Job. Identify all lines below that hold "color" and collect them.
--- begin Extracted entries ---
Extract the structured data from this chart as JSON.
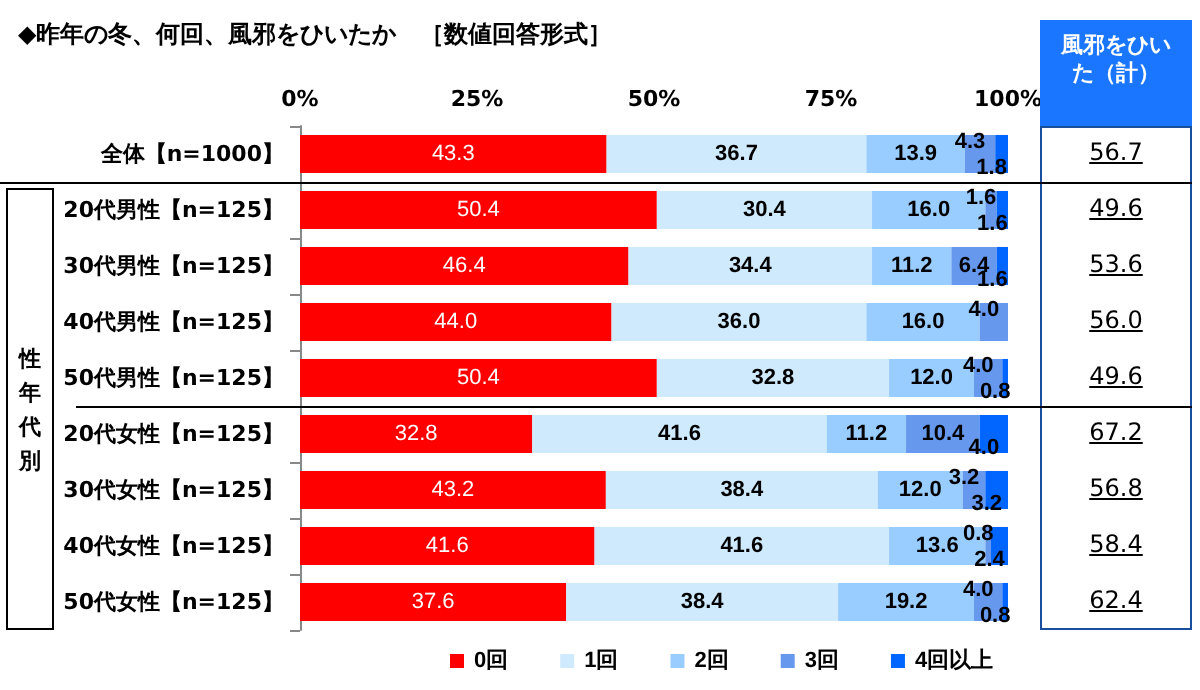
{
  "chart_data": {
    "type": "bar",
    "orientation": "horizontal",
    "stacked": true,
    "title": "◆昨年の冬、何回、風邪をひいたか　［数値回答形式］",
    "categories": [
      "全体【n=1000】",
      "20代男性【n=125】",
      "30代男性【n=125】",
      "40代男性【n=125】",
      "50代男性【n=125】",
      "20代女性【n=125】",
      "30代女性【n=125】",
      "40代女性【n=125】",
      "50代女性【n=125】"
    ],
    "series": [
      {
        "name": "0回",
        "color": "#ff0000",
        "values": [
          43.3,
          50.4,
          46.4,
          44.0,
          50.4,
          32.8,
          43.2,
          41.6,
          37.6
        ],
        "value_labels": [
          "43.3",
          "50.4",
          "46.4",
          "44.0",
          "50.4",
          "32.8",
          "43.2",
          "41.6",
          "37.6"
        ]
      },
      {
        "name": "1回",
        "color": "#cfeafc",
        "values": [
          36.7,
          30.4,
          34.4,
          36.0,
          32.8,
          41.6,
          38.4,
          41.6,
          38.4
        ],
        "value_labels": [
          "36.7",
          "30.4",
          "34.4",
          "36.0",
          "32.8",
          "41.6",
          "38.4",
          "41.6",
          "38.4"
        ]
      },
      {
        "name": "2回",
        "color": "#99ccff",
        "values": [
          13.9,
          16.0,
          11.2,
          16.0,
          12.0,
          11.2,
          12.0,
          13.6,
          19.2
        ],
        "value_labels": [
          "13.9",
          "16.0",
          "11.2",
          "16.0",
          "12.0",
          "11.2",
          "12.0",
          "13.6",
          "19.2"
        ]
      },
      {
        "name": "3回",
        "color": "#6699ee",
        "values": [
          4.3,
          1.6,
          6.4,
          4.0,
          4.0,
          10.4,
          3.2,
          0.8,
          4.0
        ],
        "value_labels": [
          "4.3",
          "1.6",
          "6.4",
          "4.0",
          "4.0",
          "10.4",
          "3.2",
          "0.8",
          "4.0"
        ]
      },
      {
        "name": "4回以上",
        "color": "#0066ff",
        "values": [
          1.8,
          1.6,
          1.6,
          null,
          0.8,
          4.0,
          3.2,
          2.4,
          0.8
        ],
        "value_labels": [
          "1.8",
          "1.6",
          "1.6",
          null,
          "0.8",
          "4.0",
          "3.2",
          "2.4",
          "0.8"
        ]
      }
    ],
    "xlim": [
      0,
      100
    ],
    "xticks": [
      {
        "value": 0,
        "label": "0%"
      },
      {
        "value": 25,
        "label": "25%"
      },
      {
        "value": 50,
        "label": "50%"
      },
      {
        "value": 75,
        "label": "75%"
      },
      {
        "value": 100,
        "label": "100%"
      }
    ],
    "grid": false,
    "legend": "bottom",
    "annotations": [
      "風邪をひいた（計）",
      "性年代別",
      "56.7",
      "49.6",
      "53.6",
      "56.0",
      "49.6",
      "67.2",
      "56.8",
      "58.4",
      "62.4"
    ]
  }
}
--- end Extracted entries ---
Output below.
        "color": "#ff0000",
        "color": "#cfeafc",
        "color": "#99ccff",
        "color": "#6699ee",
        "color": "#0066ff",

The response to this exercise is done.